> [WORK TO DO]:
Reply with only the number of lines that contain the string "adjusted".

Source records:
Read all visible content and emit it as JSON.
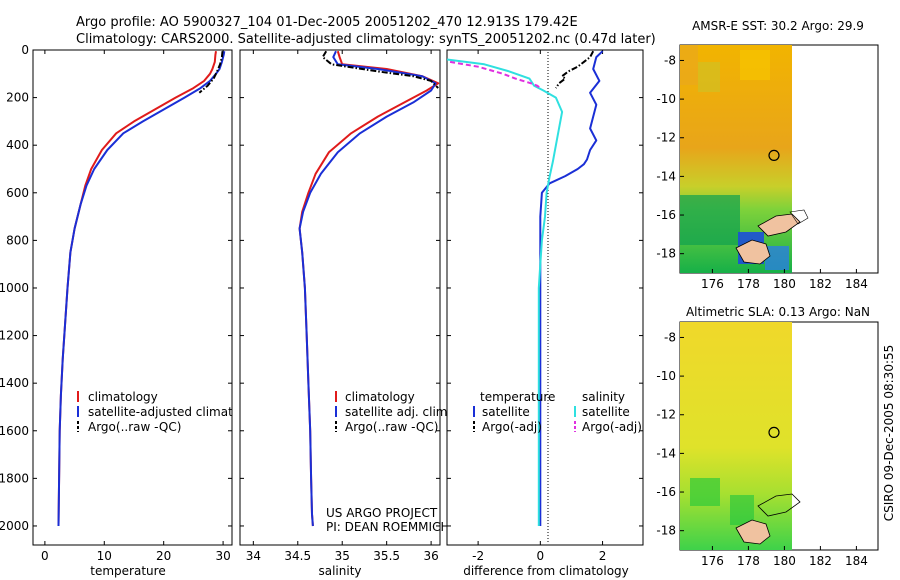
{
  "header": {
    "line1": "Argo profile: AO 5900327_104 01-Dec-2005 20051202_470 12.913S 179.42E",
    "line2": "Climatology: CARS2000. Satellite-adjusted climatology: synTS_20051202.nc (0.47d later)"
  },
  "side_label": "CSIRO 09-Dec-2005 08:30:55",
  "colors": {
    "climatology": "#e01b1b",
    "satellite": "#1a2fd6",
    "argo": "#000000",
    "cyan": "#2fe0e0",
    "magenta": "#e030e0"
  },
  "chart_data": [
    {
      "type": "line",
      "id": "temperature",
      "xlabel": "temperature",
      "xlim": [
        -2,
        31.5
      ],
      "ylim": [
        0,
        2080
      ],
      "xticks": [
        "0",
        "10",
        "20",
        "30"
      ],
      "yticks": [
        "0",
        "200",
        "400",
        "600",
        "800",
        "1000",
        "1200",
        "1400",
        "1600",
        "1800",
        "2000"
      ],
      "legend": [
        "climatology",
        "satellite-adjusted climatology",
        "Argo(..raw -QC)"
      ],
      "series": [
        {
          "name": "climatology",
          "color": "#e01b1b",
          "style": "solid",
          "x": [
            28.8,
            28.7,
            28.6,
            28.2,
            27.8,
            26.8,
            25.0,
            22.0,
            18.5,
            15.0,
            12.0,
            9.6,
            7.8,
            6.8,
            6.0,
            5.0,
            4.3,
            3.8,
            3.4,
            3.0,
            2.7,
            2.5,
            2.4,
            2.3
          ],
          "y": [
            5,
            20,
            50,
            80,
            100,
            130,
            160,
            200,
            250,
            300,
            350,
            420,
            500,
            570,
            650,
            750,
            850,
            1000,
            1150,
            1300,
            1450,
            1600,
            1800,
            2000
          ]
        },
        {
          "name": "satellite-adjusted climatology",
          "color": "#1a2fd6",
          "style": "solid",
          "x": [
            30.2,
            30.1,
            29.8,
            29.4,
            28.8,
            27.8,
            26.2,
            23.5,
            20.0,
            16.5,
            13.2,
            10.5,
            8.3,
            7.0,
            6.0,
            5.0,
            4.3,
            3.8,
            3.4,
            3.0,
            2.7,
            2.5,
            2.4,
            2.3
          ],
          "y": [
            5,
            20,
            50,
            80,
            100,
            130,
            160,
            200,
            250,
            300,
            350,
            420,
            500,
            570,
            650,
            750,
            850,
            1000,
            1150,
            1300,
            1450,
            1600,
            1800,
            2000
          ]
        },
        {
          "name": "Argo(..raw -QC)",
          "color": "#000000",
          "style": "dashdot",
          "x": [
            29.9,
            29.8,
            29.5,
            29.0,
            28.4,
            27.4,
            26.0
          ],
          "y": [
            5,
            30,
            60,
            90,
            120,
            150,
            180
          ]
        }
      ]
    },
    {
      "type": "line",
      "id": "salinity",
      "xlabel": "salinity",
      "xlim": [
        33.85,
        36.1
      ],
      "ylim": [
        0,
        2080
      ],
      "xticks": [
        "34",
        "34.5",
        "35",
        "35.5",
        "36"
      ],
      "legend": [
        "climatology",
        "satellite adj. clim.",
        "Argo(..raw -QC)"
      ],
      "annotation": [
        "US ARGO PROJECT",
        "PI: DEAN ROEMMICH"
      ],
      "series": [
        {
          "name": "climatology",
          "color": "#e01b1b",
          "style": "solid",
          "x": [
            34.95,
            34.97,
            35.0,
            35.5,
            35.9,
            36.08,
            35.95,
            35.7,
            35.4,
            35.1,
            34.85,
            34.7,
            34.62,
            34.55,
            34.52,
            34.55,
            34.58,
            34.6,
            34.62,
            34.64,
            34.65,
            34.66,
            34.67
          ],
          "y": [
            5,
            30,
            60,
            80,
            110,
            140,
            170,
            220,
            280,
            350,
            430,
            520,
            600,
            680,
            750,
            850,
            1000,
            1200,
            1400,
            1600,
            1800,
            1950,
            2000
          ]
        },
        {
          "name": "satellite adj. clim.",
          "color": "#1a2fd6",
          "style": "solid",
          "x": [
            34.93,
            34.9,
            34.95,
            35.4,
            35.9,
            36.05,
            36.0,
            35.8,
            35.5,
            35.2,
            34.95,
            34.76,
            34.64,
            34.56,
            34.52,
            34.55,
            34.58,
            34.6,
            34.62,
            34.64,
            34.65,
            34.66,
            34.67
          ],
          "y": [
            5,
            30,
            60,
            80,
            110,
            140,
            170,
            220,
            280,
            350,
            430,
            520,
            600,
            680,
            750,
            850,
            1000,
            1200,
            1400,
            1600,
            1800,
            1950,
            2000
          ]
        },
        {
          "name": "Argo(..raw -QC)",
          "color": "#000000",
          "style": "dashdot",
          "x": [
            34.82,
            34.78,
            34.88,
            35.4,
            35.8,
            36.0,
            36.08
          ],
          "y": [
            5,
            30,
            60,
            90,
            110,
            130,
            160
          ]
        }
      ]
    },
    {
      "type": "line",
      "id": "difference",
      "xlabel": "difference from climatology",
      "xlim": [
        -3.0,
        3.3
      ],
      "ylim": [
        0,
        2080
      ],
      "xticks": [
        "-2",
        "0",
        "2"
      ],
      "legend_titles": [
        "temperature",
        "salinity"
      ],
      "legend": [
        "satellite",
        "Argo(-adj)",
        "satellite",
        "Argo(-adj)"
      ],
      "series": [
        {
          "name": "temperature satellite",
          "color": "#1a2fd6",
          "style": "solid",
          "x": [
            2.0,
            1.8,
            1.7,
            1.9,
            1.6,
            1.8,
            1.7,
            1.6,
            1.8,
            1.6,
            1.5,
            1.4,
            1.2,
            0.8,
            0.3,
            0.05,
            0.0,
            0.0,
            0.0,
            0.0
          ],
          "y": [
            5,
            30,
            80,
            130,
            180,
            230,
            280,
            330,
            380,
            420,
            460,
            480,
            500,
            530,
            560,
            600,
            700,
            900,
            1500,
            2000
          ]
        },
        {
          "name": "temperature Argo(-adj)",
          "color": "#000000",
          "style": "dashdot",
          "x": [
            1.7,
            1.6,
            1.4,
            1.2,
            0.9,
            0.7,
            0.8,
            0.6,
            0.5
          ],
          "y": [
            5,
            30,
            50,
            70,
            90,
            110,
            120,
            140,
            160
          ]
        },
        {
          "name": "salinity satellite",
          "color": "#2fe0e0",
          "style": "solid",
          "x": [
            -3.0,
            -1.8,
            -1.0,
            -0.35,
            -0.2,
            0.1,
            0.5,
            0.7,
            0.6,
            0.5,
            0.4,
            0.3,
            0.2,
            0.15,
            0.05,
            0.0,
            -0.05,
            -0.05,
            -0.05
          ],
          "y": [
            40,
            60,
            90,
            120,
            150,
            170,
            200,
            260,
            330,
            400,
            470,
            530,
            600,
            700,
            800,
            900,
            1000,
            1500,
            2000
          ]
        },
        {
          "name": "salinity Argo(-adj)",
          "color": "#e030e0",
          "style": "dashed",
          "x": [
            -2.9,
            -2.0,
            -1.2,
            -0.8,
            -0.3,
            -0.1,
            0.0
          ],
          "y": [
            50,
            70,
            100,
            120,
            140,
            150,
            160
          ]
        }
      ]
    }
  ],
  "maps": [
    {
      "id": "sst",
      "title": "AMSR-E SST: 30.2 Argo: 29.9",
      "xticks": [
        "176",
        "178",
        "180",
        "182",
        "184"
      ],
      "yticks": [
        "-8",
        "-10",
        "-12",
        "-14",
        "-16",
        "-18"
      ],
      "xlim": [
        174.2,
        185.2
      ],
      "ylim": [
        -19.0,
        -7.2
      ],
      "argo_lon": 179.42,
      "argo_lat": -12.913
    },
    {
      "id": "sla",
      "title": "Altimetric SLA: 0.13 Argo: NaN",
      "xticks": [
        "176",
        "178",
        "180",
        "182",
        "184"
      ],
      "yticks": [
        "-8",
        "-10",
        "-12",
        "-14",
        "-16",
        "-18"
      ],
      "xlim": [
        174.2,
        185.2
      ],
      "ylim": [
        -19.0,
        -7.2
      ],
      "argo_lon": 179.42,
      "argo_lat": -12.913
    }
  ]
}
--
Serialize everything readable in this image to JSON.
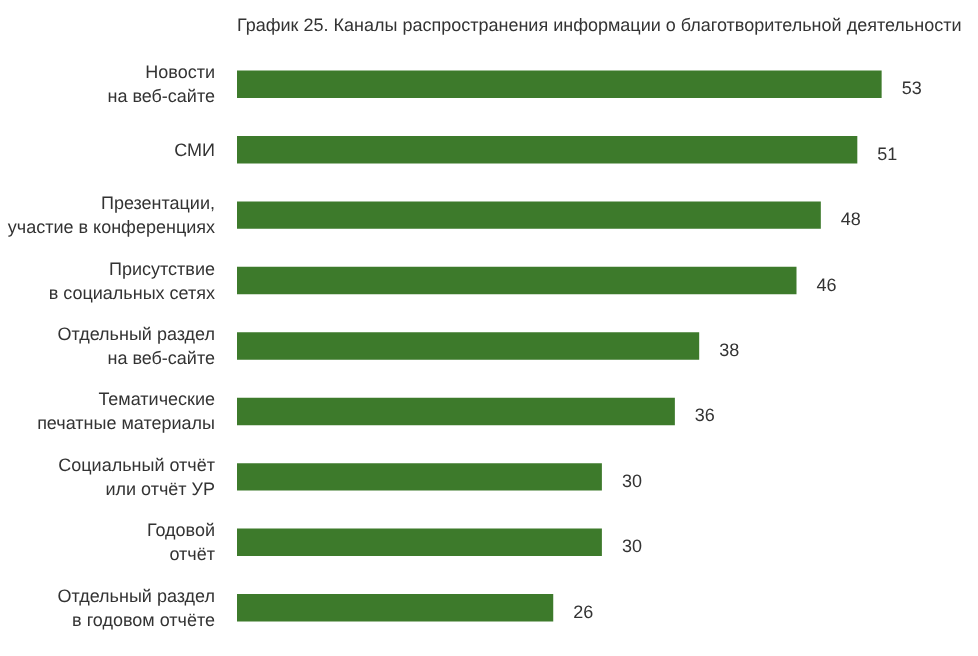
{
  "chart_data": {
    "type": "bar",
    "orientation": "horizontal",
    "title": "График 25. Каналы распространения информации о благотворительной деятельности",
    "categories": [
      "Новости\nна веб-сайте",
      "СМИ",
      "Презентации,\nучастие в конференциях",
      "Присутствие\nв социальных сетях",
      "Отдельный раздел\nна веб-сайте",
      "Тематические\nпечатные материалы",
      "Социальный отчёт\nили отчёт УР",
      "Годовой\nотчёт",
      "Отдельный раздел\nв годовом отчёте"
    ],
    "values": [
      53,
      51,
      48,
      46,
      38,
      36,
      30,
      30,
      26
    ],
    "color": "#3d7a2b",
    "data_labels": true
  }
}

> [RESPONSE TO THIS EXERCISE]:
3